# [Dataset records]
════════════════

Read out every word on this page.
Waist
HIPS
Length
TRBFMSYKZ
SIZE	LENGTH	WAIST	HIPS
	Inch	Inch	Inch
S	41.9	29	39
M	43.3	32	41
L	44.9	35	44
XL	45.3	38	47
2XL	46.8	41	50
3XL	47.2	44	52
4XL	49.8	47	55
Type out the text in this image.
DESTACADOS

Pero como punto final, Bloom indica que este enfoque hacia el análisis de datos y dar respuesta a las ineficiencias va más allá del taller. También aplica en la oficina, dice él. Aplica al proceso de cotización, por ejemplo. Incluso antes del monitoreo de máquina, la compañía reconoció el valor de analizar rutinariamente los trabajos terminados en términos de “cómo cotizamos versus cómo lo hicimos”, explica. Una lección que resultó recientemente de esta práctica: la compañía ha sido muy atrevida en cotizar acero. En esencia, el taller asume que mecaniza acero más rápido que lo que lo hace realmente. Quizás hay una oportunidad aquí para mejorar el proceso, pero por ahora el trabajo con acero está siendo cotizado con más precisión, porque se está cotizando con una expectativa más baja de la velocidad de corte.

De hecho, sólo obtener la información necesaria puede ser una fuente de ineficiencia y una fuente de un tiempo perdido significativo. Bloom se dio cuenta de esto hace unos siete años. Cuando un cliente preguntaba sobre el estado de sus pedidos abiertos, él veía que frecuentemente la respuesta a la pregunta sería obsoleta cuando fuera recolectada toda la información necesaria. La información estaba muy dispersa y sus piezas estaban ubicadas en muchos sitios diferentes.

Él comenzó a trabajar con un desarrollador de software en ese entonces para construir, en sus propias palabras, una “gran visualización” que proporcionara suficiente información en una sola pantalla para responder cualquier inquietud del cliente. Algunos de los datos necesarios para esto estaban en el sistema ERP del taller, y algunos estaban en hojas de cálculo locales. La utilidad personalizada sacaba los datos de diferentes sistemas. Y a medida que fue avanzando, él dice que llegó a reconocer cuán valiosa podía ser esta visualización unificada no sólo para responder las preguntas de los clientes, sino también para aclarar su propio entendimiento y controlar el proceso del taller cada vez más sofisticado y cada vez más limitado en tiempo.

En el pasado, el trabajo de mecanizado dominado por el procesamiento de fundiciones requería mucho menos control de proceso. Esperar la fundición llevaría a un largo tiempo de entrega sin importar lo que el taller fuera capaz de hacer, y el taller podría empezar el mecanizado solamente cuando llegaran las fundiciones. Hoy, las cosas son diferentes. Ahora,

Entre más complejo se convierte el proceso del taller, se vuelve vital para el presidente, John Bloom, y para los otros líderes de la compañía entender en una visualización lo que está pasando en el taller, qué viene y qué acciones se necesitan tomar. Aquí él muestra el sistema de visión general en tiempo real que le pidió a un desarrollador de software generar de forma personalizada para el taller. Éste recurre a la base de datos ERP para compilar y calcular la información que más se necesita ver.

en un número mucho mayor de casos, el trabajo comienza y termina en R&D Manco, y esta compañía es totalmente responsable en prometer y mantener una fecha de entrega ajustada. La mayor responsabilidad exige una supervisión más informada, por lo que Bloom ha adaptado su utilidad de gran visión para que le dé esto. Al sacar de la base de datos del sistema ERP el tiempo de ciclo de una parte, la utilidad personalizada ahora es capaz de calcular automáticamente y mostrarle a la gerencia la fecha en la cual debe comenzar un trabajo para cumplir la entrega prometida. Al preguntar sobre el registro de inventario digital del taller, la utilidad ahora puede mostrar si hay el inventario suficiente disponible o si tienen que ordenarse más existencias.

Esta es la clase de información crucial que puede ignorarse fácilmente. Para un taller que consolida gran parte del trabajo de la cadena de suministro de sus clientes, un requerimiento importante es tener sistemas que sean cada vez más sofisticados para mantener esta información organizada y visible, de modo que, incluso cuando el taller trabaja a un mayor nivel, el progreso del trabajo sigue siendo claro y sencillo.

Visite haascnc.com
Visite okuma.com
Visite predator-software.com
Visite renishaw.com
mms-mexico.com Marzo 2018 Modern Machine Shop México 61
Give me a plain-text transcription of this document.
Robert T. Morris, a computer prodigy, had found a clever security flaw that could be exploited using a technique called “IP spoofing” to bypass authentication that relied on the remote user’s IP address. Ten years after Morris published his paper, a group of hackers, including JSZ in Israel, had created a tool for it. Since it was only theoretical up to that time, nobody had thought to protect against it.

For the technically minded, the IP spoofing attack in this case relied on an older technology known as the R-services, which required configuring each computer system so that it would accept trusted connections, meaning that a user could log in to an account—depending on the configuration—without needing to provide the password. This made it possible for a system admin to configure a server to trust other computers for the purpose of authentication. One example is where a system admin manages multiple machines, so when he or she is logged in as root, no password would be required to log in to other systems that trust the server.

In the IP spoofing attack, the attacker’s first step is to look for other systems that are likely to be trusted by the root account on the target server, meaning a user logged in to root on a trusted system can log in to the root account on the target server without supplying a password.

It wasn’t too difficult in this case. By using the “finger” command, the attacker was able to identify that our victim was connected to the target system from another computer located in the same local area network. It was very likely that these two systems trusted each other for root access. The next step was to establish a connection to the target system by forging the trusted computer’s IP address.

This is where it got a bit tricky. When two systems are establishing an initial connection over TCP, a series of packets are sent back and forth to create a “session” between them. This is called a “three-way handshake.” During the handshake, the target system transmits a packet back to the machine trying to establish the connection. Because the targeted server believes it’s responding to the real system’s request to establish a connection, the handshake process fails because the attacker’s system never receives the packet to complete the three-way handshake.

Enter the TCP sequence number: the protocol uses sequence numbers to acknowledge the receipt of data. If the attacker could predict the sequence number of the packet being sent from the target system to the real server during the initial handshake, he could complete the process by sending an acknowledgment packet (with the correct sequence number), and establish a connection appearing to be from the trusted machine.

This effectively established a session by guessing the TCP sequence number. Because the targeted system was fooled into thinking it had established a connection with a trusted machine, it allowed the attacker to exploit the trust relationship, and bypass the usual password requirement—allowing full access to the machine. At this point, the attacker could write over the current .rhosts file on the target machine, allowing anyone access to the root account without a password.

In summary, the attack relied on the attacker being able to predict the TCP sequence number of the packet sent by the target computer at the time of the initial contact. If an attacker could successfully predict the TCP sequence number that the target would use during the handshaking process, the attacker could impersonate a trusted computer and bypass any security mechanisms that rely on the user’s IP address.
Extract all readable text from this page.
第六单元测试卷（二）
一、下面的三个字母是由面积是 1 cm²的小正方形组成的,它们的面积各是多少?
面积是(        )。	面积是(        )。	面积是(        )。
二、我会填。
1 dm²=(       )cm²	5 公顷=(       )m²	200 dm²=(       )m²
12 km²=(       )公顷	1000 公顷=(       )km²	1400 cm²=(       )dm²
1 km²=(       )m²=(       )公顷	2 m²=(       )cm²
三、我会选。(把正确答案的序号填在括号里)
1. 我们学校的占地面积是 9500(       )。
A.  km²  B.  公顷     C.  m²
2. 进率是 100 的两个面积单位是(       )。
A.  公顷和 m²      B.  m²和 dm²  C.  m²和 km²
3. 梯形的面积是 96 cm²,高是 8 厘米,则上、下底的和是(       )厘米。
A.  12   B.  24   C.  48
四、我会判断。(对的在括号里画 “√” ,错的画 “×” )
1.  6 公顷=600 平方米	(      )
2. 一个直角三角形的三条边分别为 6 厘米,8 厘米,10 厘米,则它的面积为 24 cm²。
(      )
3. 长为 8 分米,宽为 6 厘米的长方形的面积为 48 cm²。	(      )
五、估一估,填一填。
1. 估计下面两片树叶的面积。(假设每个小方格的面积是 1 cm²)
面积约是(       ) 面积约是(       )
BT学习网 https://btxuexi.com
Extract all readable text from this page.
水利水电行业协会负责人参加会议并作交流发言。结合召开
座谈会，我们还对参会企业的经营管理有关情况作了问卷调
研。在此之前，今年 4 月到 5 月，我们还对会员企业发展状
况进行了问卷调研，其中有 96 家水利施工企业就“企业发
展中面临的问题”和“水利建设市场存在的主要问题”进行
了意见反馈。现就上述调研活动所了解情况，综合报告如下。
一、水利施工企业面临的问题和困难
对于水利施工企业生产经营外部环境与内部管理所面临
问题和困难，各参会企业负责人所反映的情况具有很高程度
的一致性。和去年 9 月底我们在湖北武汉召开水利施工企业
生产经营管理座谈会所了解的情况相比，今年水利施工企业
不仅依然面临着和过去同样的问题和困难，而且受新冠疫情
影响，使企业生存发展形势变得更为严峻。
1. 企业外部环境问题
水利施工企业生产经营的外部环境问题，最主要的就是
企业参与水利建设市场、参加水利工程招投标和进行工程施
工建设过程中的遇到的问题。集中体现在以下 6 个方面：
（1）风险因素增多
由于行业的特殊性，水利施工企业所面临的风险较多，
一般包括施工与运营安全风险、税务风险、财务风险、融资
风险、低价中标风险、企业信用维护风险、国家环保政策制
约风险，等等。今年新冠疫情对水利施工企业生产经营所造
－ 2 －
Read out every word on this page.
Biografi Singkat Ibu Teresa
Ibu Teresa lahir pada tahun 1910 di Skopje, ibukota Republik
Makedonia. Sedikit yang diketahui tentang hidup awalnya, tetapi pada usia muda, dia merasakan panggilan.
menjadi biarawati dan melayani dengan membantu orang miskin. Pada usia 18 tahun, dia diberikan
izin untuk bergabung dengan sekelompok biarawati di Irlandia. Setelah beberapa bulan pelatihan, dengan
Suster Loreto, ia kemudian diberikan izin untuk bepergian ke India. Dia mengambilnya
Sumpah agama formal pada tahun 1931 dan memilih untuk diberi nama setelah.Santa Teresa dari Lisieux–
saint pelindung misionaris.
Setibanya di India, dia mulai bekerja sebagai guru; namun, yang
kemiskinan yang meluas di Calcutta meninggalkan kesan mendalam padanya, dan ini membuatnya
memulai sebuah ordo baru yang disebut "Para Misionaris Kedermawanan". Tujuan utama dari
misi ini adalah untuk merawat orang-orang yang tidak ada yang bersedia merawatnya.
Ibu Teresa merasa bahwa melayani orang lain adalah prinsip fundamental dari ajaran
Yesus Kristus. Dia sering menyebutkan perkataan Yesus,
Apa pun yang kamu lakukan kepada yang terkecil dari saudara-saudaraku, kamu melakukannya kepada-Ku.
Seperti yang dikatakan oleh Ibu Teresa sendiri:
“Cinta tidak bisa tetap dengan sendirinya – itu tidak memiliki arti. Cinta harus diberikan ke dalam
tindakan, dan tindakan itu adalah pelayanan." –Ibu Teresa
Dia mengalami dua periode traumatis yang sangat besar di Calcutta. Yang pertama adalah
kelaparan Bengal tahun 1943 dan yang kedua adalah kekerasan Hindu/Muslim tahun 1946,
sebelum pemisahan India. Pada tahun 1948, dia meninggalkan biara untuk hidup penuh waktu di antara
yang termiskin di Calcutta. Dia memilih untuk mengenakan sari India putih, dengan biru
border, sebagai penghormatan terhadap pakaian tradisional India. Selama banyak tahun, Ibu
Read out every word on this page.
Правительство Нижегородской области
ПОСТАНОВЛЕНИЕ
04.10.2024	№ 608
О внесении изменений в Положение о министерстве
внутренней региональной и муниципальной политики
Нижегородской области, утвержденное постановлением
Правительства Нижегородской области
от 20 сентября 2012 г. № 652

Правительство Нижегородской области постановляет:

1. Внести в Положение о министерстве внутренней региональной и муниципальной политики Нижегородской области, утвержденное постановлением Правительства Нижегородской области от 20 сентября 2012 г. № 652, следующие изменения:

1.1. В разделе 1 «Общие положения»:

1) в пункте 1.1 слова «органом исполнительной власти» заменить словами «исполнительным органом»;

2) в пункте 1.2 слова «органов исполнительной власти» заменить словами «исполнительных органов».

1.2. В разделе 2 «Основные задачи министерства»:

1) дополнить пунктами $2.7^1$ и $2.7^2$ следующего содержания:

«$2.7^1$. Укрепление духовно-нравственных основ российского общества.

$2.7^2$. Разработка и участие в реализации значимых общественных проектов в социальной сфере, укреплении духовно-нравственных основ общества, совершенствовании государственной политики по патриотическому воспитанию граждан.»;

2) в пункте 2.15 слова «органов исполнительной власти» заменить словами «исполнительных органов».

════════════════

# [Aim]
Of the lines above, copy each that contains "handshake".

# [Solution]
This is where it got a bit tricky. When two systems are establishing an initial connection over TCP, a series of packets are sent back and forth to create a “session” between them. This is called a “three-way handshake.” During the handshake, the target system transmits a packet back to the machine trying to establish the connection. Because the targeted server believes it’s responding to the real system’s request to establish a connection, the handshake process fails because the attacker’s system never receives the packet to complete the three-way handshake.
Enter the TCP sequence number: the protocol uses sequence numbers to acknowledge the receipt of data. If the attacker could predict the sequence number of the packet being sent from the target system to the real server during the initial handshake, he could complete the process by sending an acknowledgment packet (with the correct sequence number), and establish a connection appearing to be from the trusted machine.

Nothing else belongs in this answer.